### GIVEN TASK
Could you repeat the records below with every "submenu-arrow-icon" switched to "chevron-icon" and all else left unchanged?

══ SUPPLIED DATA ══

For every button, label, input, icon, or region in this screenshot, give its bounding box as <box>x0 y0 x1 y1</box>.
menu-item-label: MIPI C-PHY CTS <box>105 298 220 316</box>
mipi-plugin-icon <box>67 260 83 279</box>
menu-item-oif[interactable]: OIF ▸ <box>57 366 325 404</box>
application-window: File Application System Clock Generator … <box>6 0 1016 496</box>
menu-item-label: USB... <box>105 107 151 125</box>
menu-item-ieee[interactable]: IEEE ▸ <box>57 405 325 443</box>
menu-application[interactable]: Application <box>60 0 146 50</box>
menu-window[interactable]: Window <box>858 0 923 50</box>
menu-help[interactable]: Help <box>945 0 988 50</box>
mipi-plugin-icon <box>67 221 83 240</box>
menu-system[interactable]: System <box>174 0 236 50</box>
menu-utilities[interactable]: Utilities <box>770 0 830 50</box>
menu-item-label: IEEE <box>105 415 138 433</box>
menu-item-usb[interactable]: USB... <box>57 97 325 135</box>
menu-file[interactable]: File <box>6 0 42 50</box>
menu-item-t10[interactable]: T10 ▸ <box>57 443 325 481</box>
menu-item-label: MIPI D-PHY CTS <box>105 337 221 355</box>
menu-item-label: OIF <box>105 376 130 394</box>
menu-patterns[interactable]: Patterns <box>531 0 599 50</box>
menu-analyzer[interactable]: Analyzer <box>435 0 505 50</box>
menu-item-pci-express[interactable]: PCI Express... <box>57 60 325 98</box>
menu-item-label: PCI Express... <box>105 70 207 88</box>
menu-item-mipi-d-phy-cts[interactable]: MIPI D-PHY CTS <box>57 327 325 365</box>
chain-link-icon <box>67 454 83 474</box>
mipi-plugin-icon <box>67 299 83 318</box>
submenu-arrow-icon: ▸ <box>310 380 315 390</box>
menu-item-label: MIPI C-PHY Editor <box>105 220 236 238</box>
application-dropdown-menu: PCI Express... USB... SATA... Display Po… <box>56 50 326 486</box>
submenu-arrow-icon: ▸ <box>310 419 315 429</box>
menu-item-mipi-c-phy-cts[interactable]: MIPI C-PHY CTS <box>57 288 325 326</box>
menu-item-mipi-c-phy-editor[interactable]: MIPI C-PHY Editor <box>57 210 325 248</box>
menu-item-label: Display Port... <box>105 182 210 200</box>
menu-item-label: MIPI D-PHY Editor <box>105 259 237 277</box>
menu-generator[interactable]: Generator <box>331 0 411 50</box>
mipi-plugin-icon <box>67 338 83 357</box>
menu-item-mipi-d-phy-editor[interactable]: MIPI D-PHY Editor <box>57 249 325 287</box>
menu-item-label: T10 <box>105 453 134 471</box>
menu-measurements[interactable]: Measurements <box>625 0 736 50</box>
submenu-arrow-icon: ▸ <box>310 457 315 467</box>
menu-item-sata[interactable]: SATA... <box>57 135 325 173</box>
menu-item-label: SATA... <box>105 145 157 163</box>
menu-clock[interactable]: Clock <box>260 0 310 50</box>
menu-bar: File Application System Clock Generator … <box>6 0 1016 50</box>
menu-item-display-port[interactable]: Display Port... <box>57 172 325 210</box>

═══

### REPLY TO THE EXERCISE
For every button, label, input, icon, or region in this screenshot, give its bounding box as <box>x0 y0 x1 y1</box>.
menu-item-label: MIPI C-PHY CTS <box>105 298 220 316</box>
mipi-plugin-icon <box>67 260 83 279</box>
menu-item-oif[interactable]: OIF ▸ <box>57 366 325 404</box>
application-window: File Application System Clock Generator … <box>6 0 1016 496</box>
menu-item-label: USB... <box>105 107 151 125</box>
menu-item-ieee[interactable]: IEEE ▸ <box>57 405 325 443</box>
menu-application[interactable]: Application <box>60 0 146 50</box>
menu-window[interactable]: Window <box>858 0 923 50</box>
menu-help[interactable]: Help <box>945 0 988 50</box>
mipi-plugin-icon <box>67 221 83 240</box>
menu-system[interactable]: System <box>174 0 236 50</box>
menu-utilities[interactable]: Utilities <box>770 0 830 50</box>
menu-item-label: IEEE <box>105 415 138 433</box>
menu-item-usb[interactable]: USB... <box>57 97 325 135</box>
menu-file[interactable]: File <box>6 0 42 50</box>
menu-item-t10[interactable]: T10 ▸ <box>57 443 325 481</box>
menu-item-label: MIPI D-PHY CTS <box>105 337 221 355</box>
menu-item-label: OIF <box>105 376 130 394</box>
menu-patterns[interactable]: Patterns <box>531 0 599 50</box>
menu-analyzer[interactable]: Analyzer <box>435 0 505 50</box>
menu-item-pci-express[interactable]: PCI Express... <box>57 60 325 98</box>
menu-item-label: PCI Express... <box>105 70 207 88</box>
menu-item-mipi-d-phy-cts[interactable]: MIPI D-PHY CTS <box>57 327 325 365</box>
chain-link-icon <box>67 454 83 474</box>
mipi-plugin-icon <box>67 299 83 318</box>
chevron-icon: ▸ <box>310 380 315 390</box>
menu-item-label: MIPI C-PHY Editor <box>105 220 236 238</box>
application-dropdown-menu: PCI Express... USB... SATA... Display Po… <box>56 50 326 486</box>
chevron-icon: ▸ <box>310 419 315 429</box>
menu-item-mipi-c-phy-cts[interactable]: MIPI C-PHY CTS <box>57 288 325 326</box>
menu-item-mipi-c-phy-editor[interactable]: MIPI C-PHY Editor <box>57 210 325 248</box>
menu-item-label: Display Port... <box>105 182 210 200</box>
menu-item-label: MIPI D-PHY Editor <box>105 259 237 277</box>
menu-generator[interactable]: Generator <box>331 0 411 50</box>
mipi-plugin-icon <box>67 338 83 357</box>
menu-item-mipi-d-phy-editor[interactable]: MIPI D-PHY Editor <box>57 249 325 287</box>
menu-item-label: T10 <box>105 453 134 471</box>
menu-measurements[interactable]: Measurements <box>625 0 736 50</box>
chevron-icon: ▸ <box>310 457 315 467</box>
menu-item-sata[interactable]: SATA... <box>57 135 325 173</box>
menu-item-label: SATA... <box>105 145 157 163</box>
menu-clock[interactable]: Clock <box>260 0 310 50</box>
menu-bar: File Application System Clock Generator … <box>6 0 1016 50</box>
menu-item-display-port[interactable]: Display Port... <box>57 172 325 210</box>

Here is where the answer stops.